# [Data supplied]
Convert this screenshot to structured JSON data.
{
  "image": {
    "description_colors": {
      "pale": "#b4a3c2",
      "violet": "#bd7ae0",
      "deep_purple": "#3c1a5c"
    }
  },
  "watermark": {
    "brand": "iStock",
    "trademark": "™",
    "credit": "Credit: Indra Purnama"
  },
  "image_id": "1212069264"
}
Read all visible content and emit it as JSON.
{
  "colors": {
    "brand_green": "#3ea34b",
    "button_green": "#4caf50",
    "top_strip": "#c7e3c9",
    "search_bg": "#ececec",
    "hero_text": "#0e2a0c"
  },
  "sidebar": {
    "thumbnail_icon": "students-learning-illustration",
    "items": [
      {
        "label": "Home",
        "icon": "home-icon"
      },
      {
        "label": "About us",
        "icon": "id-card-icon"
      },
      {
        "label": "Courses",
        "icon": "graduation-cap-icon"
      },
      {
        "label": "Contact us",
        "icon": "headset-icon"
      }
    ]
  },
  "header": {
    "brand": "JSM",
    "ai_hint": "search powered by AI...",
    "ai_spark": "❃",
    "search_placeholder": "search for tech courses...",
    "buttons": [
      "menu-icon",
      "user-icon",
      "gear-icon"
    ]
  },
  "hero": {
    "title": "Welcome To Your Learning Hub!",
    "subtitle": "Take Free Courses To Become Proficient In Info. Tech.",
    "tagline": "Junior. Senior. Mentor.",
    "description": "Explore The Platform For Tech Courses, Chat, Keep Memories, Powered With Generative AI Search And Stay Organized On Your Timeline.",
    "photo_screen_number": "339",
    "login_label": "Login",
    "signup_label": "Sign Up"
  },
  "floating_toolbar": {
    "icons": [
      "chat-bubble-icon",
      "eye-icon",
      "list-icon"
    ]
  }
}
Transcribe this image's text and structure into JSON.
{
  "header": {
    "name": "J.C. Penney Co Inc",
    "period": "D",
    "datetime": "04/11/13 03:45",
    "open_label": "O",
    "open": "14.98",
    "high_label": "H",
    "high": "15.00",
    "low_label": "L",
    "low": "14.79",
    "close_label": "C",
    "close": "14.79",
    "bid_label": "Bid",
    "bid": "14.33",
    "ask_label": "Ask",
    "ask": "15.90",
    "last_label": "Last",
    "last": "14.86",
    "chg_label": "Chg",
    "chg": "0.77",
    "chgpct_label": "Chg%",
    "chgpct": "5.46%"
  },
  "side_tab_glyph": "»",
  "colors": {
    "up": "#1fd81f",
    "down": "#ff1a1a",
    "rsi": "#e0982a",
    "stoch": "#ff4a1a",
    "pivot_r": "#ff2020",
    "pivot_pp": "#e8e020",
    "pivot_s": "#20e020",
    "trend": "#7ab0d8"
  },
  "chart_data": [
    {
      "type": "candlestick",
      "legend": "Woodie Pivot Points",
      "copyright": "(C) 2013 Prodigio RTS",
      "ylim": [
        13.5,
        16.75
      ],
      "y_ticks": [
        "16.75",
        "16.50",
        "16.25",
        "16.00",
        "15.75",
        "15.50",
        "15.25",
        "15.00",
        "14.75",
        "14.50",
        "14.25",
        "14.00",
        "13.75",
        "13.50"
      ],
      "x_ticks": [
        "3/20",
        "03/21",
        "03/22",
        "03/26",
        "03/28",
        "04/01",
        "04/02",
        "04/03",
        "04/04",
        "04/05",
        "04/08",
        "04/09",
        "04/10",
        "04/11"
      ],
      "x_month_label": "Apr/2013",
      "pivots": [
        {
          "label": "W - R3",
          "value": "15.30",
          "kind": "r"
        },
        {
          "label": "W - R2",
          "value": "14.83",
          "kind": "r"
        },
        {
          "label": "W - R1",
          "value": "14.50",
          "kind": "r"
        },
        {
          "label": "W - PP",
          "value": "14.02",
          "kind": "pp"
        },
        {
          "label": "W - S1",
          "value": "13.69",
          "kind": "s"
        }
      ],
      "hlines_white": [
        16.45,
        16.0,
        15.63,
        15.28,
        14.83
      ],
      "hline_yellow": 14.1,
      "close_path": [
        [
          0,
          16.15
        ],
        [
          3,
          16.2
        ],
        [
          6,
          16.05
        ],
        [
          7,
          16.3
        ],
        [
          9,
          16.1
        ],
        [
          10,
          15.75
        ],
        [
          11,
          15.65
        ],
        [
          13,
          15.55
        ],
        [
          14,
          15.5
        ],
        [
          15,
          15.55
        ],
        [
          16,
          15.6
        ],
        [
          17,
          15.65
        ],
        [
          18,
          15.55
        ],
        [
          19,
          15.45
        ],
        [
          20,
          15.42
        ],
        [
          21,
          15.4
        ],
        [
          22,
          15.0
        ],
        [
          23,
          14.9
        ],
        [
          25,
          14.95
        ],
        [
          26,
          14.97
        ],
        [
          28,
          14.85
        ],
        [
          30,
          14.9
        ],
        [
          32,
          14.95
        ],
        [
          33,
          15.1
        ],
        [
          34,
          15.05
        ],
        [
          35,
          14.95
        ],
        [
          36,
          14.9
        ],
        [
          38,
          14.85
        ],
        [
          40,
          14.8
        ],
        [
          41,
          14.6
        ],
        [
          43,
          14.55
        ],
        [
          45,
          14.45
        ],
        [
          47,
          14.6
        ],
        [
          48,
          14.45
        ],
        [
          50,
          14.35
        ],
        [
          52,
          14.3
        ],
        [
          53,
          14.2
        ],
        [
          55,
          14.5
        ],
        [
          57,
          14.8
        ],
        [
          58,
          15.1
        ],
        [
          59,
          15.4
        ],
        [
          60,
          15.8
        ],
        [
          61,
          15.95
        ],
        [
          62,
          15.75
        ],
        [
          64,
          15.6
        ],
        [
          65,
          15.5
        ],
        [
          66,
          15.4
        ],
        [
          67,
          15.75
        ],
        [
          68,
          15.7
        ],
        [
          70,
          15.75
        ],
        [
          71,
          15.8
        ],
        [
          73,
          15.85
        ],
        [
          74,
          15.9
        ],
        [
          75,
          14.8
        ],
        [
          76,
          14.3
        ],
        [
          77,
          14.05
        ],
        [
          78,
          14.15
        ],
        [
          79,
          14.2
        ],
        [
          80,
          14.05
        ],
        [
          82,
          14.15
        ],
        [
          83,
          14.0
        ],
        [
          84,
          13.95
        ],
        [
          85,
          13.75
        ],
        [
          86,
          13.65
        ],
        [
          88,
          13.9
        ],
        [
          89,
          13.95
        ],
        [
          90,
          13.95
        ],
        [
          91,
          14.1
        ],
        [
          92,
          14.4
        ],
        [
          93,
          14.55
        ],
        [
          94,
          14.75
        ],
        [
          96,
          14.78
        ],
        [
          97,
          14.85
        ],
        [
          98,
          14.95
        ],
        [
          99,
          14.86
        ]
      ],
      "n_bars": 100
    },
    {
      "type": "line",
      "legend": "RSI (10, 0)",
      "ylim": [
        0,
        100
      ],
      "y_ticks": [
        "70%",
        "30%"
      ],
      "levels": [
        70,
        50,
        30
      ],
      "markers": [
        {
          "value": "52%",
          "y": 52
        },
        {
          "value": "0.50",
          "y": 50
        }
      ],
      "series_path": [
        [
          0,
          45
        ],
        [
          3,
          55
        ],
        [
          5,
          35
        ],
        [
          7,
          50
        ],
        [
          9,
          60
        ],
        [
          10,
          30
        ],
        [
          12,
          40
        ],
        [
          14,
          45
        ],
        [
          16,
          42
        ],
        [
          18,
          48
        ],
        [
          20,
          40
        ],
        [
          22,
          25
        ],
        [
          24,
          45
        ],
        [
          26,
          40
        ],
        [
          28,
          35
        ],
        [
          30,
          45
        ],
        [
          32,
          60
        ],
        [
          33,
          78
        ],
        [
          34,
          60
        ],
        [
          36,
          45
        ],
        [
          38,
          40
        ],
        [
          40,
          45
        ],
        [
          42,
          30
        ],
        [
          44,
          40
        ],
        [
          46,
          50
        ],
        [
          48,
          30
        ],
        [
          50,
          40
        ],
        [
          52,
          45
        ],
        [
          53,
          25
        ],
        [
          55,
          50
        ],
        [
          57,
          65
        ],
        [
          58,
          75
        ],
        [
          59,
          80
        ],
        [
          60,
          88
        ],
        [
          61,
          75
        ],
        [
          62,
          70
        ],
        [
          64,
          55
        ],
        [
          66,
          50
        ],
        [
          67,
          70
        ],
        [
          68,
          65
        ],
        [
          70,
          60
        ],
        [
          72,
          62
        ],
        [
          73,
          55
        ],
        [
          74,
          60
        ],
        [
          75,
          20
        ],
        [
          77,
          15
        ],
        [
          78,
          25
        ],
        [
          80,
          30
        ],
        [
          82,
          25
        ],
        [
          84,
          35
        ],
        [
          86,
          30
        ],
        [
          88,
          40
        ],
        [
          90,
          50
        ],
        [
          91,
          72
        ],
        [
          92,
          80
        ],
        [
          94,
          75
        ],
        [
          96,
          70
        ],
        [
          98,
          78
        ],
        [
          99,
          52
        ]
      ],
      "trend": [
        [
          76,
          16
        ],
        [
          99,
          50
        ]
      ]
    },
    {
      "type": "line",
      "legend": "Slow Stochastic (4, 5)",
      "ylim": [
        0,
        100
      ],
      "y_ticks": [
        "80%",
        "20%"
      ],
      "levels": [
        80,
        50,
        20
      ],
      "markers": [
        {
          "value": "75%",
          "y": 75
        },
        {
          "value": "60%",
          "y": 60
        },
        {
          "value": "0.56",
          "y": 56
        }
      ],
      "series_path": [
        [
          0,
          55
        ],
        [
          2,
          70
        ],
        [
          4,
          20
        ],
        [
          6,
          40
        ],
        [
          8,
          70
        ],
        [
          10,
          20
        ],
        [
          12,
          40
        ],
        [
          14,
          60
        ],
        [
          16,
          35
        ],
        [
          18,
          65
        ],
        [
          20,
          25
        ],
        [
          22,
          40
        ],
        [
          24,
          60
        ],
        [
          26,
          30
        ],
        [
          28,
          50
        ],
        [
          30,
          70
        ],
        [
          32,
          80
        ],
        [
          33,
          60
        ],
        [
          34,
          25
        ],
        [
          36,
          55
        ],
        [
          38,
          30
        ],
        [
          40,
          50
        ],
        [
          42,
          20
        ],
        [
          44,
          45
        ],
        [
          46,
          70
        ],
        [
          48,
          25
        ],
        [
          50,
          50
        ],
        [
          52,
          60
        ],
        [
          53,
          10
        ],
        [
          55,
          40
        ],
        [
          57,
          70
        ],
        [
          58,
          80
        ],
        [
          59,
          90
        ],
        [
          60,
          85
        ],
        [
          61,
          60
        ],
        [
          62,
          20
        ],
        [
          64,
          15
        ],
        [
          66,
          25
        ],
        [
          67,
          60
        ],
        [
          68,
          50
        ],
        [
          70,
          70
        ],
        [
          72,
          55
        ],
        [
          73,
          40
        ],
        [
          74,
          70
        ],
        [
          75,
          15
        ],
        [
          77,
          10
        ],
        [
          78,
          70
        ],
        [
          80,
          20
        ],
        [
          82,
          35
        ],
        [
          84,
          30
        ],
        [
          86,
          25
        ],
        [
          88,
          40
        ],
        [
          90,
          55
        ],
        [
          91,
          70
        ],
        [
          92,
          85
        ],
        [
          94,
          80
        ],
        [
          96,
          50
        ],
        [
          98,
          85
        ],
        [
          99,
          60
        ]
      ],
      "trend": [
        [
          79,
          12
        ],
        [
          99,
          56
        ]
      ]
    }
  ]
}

# [Stated exercise]
Gather up every line from the listing above in which the word "JSON" occurs.

# [Complete response]
Convert this screenshot to structured JSON data.
Read all visible content and emit it as JSON.
Transcribe this image's text and structure into JSON.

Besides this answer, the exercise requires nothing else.